Saved entries

----------------------------------------

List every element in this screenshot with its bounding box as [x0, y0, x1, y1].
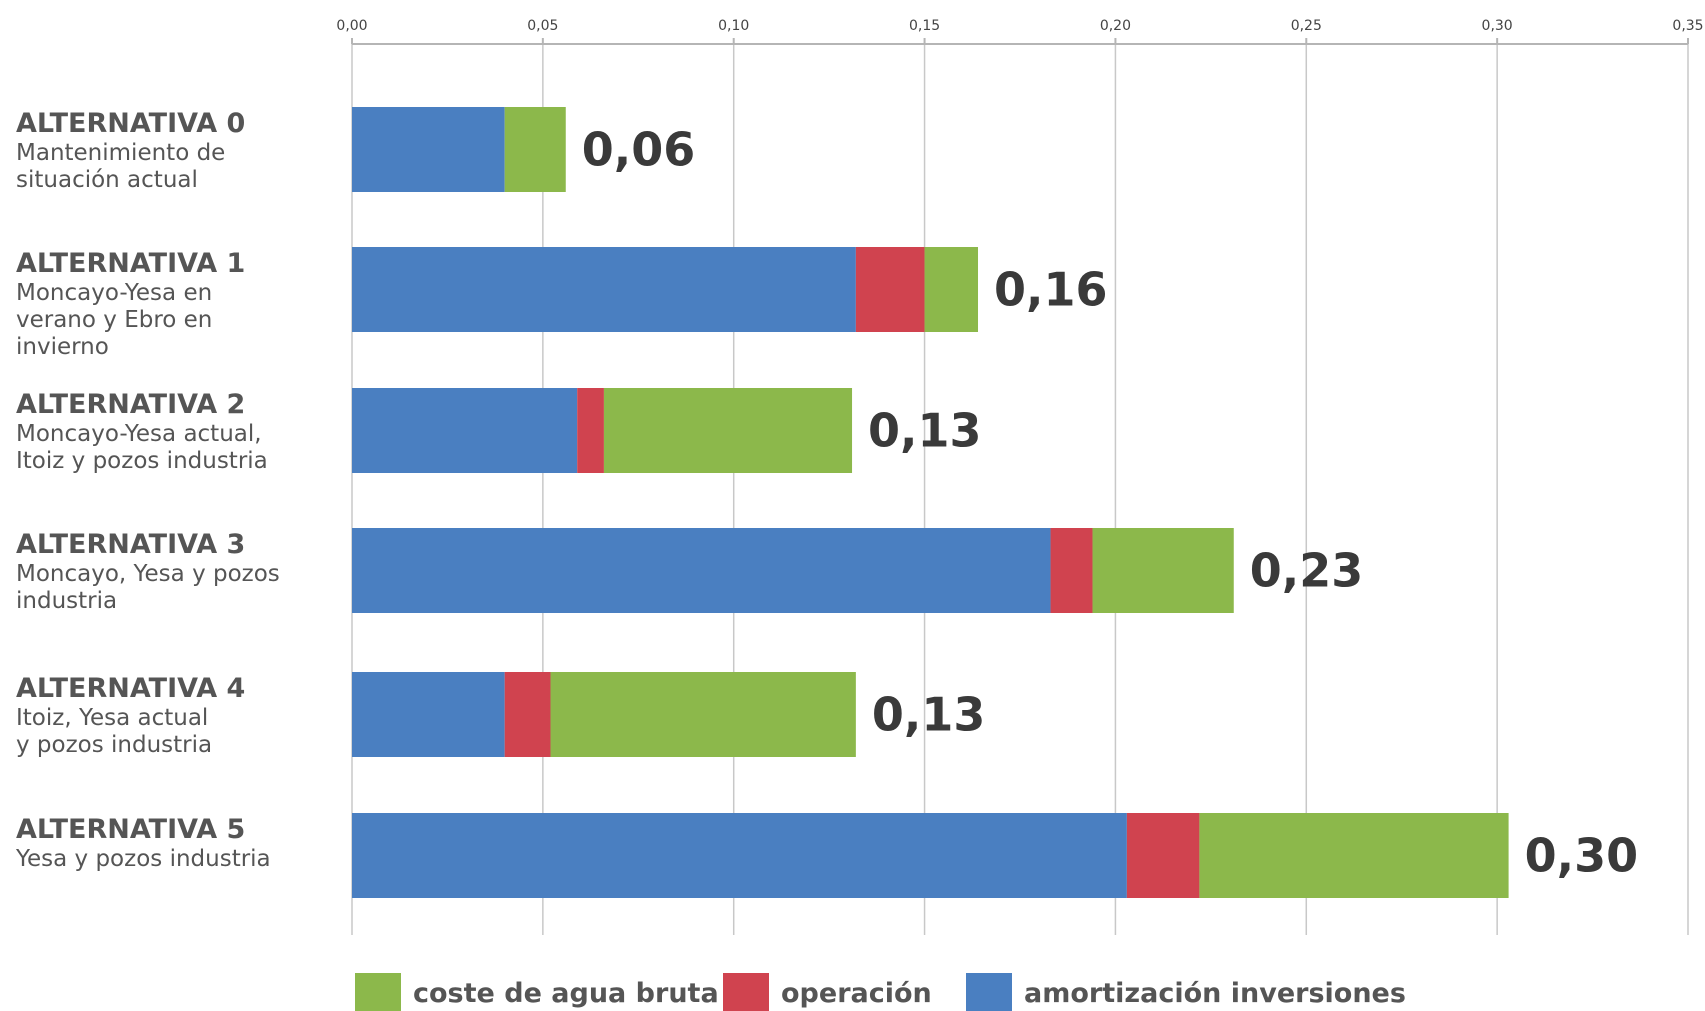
total-label: 0,23: [1250, 544, 1364, 598]
legend-swatch: [966, 973, 1012, 1011]
category-description: Moncayo-Yesa en: [16, 280, 212, 306]
legend-label: operación: [781, 978, 932, 1009]
bar-segment-3-amortización-inversiones: [352, 528, 1051, 613]
x-tick-label: 0,20: [1100, 18, 1131, 34]
x-tick-label: 0,30: [1482, 18, 1513, 34]
bars: [352, 107, 1509, 898]
category-description: Moncayo-Yesa actual,: [16, 421, 262, 447]
x-tick-label: 0,15: [909, 18, 940, 34]
x-tick-label: 0,10: [718, 18, 749, 34]
bar-segment-0-amortización-inversiones: [352, 107, 505, 192]
x-tick-label: 0,35: [1672, 18, 1703, 34]
grid: [351, 44, 1689, 935]
total-labels: 0,06 0,16 0,13 0,23 0,13 0,30: [582, 123, 1638, 883]
legend-label: coste de agua bruta: [413, 978, 719, 1009]
legend-swatch: [355, 973, 401, 1011]
bar-segment-4-operación: [504, 672, 551, 757]
category-description: Moncayo, Yesa y pozos: [16, 561, 280, 587]
category-name: ALTERNATIVA 2: [16, 389, 245, 420]
x-tick-label: 0,05: [527, 18, 558, 34]
category-description: situación actual: [16, 167, 198, 193]
category-name: ALTERNATIVA 3: [16, 529, 245, 560]
bar-segment-0-coste-de-agua-bruta: [504, 107, 566, 192]
x-tick-label: 0,25: [1291, 18, 1322, 34]
category-name: ALTERNATIVA 4: [16, 673, 245, 704]
category-name: ALTERNATIVA 0: [16, 108, 245, 139]
bar-segment-3-operación: [1050, 528, 1093, 613]
bar-segment-2-operación: [577, 388, 604, 473]
category-description: Itoiz y pozos industria: [16, 448, 268, 474]
category-name: ALTERNATIVA 5: [16, 814, 245, 845]
total-label: 0,13: [872, 688, 986, 742]
bar-segment-1-coste-de-agua-bruta: [924, 247, 979, 332]
legend-swatch: [723, 973, 769, 1011]
x-axis: 0,00 0,05 0,10 0,15 0,20 0,25 0,30 0,35: [336, 18, 1704, 45]
bar-segment-2-amortización-inversiones: [352, 388, 578, 473]
legend: coste de agua bruta operación amortización…: [355, 973, 1406, 1011]
bar-segment-1-amortización-inversiones: [352, 247, 856, 332]
category-name: ALTERNATIVA 1: [16, 248, 245, 279]
total-label: 0,30: [1525, 829, 1639, 883]
bar-segment-5-operación: [1126, 813, 1200, 898]
category-description: Yesa y pozos industria: [15, 846, 271, 872]
category-description: y pozos industria: [16, 732, 212, 758]
category-description: verano y Ebro en: [16, 307, 212, 333]
total-label: 0,06: [582, 123, 696, 177]
category-description: industria: [16, 588, 117, 614]
bar-segment-5-amortización-inversiones: [352, 813, 1127, 898]
legend-label: amortización inversiones: [1024, 978, 1406, 1009]
total-label: 0,16: [994, 263, 1108, 317]
x-tick-label: 0,00: [336, 18, 367, 34]
bar-segment-4-amortización-inversiones: [352, 672, 505, 757]
category-description: Mantenimiento de: [16, 140, 225, 166]
bar-segment-5-coste-de-agua-bruta: [1199, 813, 1509, 898]
bar-segment-4-coste-de-agua-bruta: [550, 672, 856, 757]
bar-segment-3-coste-de-agua-bruta: [1092, 528, 1234, 613]
category-description: Itoiz, Yesa actual: [16, 705, 208, 731]
category-description: invierno: [16, 334, 109, 360]
bar-segment-1-operación: [855, 247, 925, 332]
bar-segment-2-coste-de-agua-bruta: [603, 388, 853, 473]
total-label: 0,13: [868, 404, 982, 458]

----------------------------------------

#### Goal of the exercise
Duplicate everything from the line containing "total-label: 0,23: [1250, 544, 1364, 598]" down to the line containing "bar-segment-0-coste-de-agua-bruta: [504, 107, 566, 192]", both ends included, with every character unchanged.

#### Complete answer
total-label: 0,23: [1250, 544, 1364, 598]
legend-swatch: [966, 973, 1012, 1011]
category-description: Moncayo-Yesa en: [16, 280, 212, 306]
legend-label: operación: [781, 978, 932, 1009]
bar-segment-3-amortización-inversiones: [352, 528, 1051, 613]
x-tick-label: 0,20: [1100, 18, 1131, 34]
x-tick-label: 0,30: [1482, 18, 1513, 34]
bars: [352, 107, 1509, 898]
category-description: Moncayo-Yesa actual,: [16, 421, 262, 447]
x-tick-label: 0,15: [909, 18, 940, 34]
x-tick-label: 0,10: [718, 18, 749, 34]
bar-segment-0-amortización-inversiones: [352, 107, 505, 192]
x-tick-label: 0,35: [1672, 18, 1703, 34]
grid: [351, 44, 1689, 935]
total-labels: 0,06 0,16 0,13 0,23 0,13 0,30: [582, 123, 1638, 883]
legend-label: coste de agua bruta: [413, 978, 719, 1009]
legend-swatch: [355, 973, 401, 1011]
bar-segment-4-operación: [504, 672, 551, 757]
category-description: Moncayo, Yesa y pozos: [16, 561, 280, 587]
category-name: ALTERNATIVA 2: [16, 389, 245, 420]
x-tick-label: 0,05: [527, 18, 558, 34]
category-description: situación actual: [16, 167, 198, 193]
category-name: ALTERNATIVA 3: [16, 529, 245, 560]
bar-segment-0-coste-de-agua-bruta: [504, 107, 566, 192]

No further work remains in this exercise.